-------- Given records
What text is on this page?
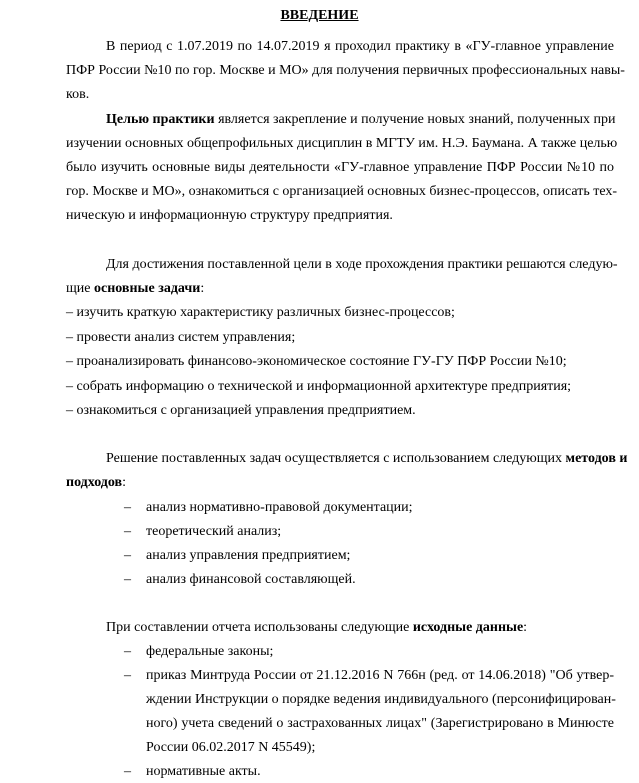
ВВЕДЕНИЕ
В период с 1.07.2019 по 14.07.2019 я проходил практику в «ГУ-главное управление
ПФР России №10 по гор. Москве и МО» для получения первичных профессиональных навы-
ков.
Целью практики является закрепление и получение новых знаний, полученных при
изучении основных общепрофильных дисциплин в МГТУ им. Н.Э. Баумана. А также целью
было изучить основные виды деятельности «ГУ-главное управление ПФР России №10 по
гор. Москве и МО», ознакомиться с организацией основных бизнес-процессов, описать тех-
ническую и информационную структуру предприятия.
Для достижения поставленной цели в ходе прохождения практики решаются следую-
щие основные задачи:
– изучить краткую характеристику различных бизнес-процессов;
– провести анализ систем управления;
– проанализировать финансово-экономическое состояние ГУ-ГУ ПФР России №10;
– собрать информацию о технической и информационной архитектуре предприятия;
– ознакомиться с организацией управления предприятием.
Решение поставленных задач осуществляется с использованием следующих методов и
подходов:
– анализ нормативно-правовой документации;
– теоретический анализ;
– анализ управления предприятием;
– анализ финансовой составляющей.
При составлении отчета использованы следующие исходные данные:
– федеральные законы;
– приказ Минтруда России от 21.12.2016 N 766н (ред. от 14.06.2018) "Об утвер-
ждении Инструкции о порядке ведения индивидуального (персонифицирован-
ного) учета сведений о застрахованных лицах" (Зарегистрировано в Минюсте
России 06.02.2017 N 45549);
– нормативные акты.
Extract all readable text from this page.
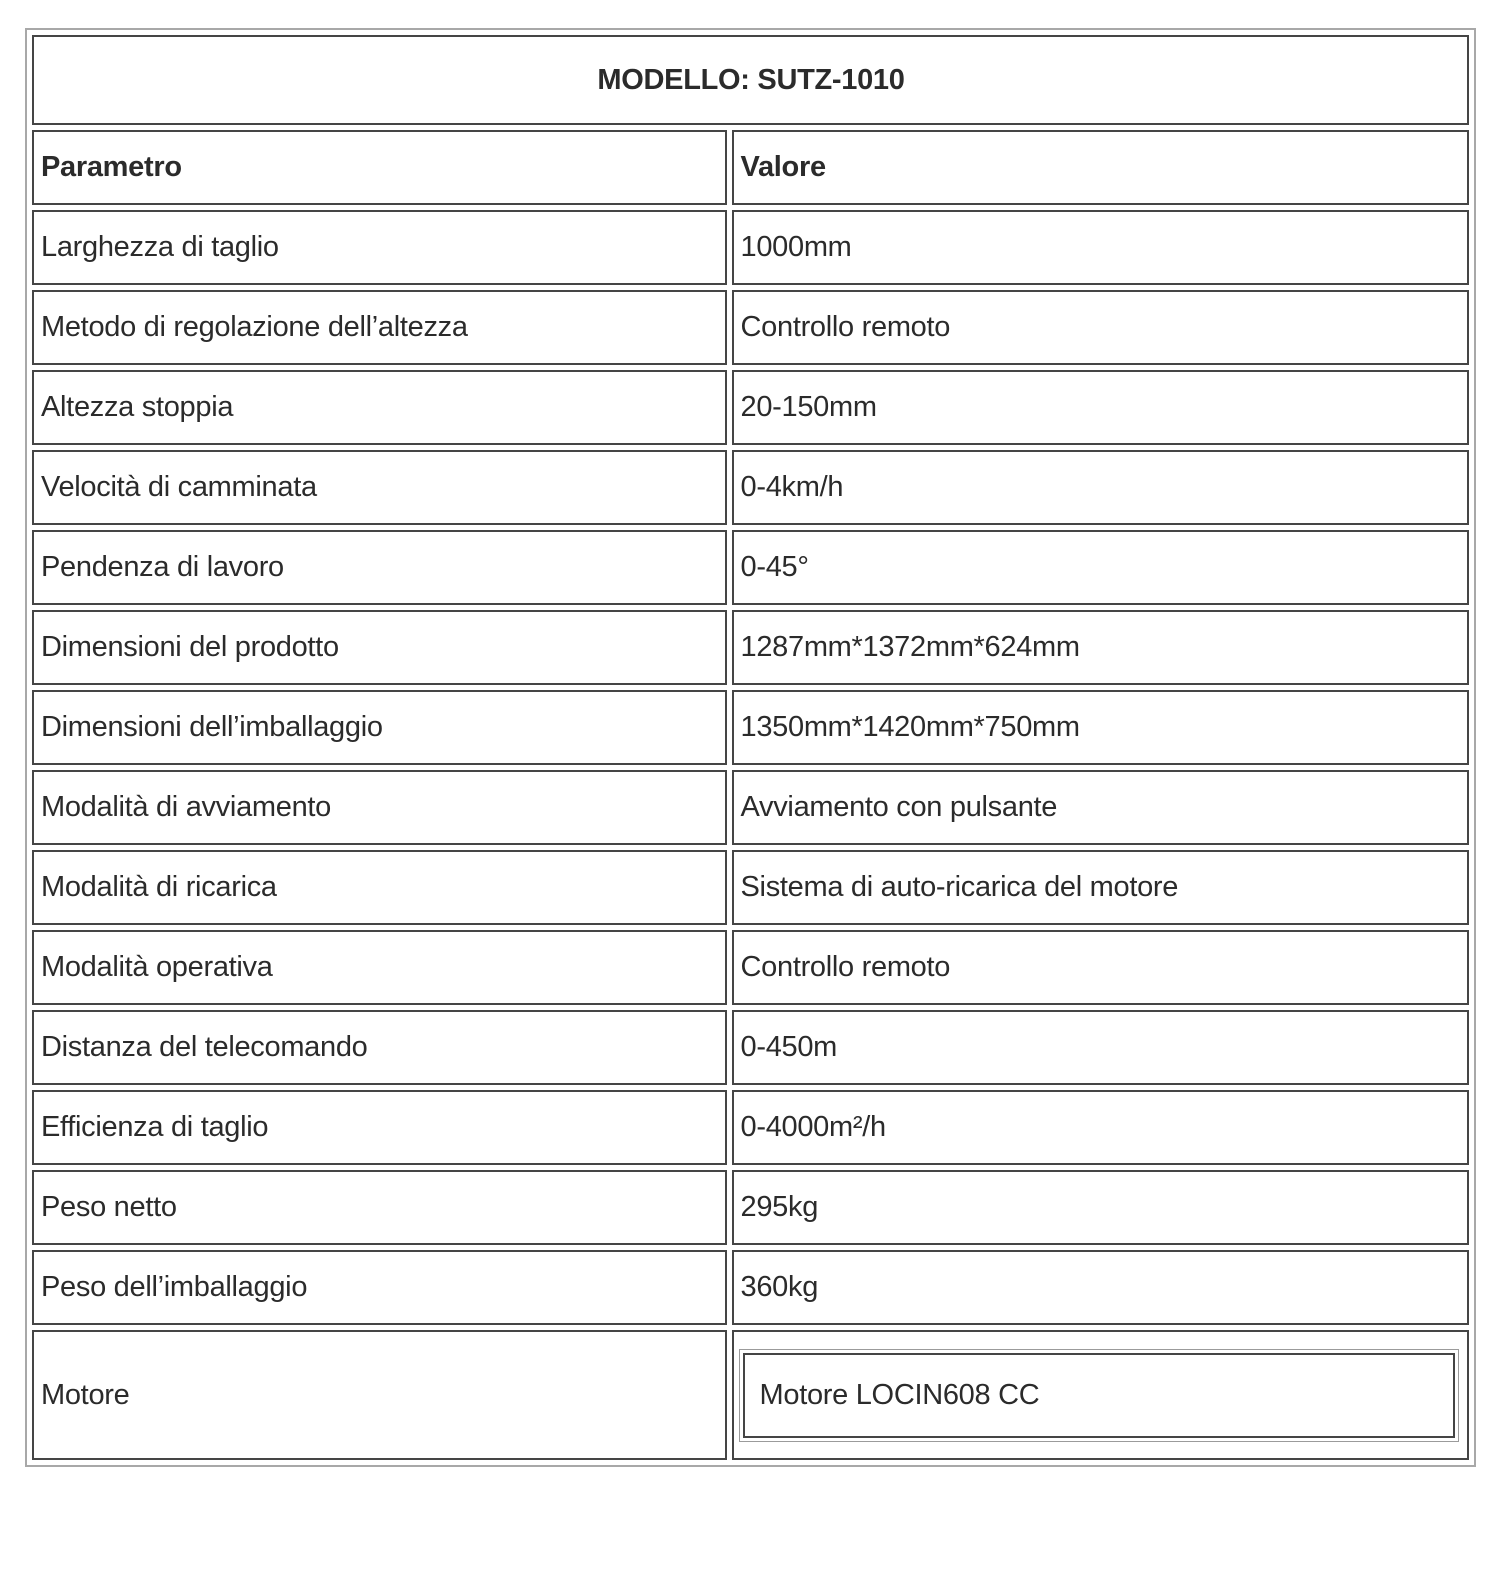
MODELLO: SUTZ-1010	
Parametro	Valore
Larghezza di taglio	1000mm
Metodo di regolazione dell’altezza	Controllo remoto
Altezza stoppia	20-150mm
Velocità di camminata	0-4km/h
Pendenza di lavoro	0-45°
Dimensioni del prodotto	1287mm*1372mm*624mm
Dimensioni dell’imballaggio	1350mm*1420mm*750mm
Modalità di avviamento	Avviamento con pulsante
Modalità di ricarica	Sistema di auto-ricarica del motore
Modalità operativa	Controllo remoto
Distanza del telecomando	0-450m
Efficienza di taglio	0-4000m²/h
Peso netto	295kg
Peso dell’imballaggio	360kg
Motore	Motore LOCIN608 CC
----------------
-------- Given records
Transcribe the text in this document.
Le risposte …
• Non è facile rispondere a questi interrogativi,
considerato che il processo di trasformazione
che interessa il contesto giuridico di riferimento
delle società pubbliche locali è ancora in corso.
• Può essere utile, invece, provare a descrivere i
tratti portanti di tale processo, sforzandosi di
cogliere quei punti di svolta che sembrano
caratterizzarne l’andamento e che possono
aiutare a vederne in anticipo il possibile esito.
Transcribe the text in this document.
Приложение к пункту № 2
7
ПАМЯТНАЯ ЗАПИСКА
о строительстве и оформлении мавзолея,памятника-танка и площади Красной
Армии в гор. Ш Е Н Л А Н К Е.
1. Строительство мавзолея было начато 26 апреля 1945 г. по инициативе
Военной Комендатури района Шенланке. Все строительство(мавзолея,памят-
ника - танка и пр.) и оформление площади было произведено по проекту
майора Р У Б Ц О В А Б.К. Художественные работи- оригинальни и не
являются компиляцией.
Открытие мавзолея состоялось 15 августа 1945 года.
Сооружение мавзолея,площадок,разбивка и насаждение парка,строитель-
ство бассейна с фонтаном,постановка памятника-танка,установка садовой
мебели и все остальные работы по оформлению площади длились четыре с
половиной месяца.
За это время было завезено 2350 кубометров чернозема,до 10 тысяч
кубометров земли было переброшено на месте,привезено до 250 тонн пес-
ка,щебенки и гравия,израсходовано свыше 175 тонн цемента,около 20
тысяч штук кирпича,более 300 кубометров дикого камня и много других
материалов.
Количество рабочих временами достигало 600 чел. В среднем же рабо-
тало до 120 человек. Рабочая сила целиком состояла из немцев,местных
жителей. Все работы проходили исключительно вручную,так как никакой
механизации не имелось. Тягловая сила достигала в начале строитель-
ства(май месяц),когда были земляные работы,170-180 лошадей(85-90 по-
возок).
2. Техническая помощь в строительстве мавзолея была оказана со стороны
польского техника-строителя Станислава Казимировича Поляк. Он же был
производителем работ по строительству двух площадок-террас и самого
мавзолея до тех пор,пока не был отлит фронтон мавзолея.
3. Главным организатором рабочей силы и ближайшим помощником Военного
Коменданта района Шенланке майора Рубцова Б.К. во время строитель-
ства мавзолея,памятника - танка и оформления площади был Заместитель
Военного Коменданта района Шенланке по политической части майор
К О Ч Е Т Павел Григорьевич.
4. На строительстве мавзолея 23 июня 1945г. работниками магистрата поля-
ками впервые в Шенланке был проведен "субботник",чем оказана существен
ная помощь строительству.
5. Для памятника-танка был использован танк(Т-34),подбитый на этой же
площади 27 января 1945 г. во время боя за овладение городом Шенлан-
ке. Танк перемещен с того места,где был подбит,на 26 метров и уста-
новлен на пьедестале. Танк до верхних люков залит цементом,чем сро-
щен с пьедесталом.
----------------
-------- Given records
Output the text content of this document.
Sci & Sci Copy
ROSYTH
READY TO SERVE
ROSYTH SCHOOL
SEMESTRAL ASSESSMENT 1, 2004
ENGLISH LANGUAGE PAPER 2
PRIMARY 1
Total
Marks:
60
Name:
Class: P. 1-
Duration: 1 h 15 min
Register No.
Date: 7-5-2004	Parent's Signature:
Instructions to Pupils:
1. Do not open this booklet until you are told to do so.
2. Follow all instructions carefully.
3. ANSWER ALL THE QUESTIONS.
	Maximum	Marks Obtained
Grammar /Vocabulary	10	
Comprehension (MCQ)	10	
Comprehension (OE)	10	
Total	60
----------------
**Work to do**
In the entries above, find the lines containing the word "бизнес" and say how many there are, with no other words.

**Reply to the exercise**
2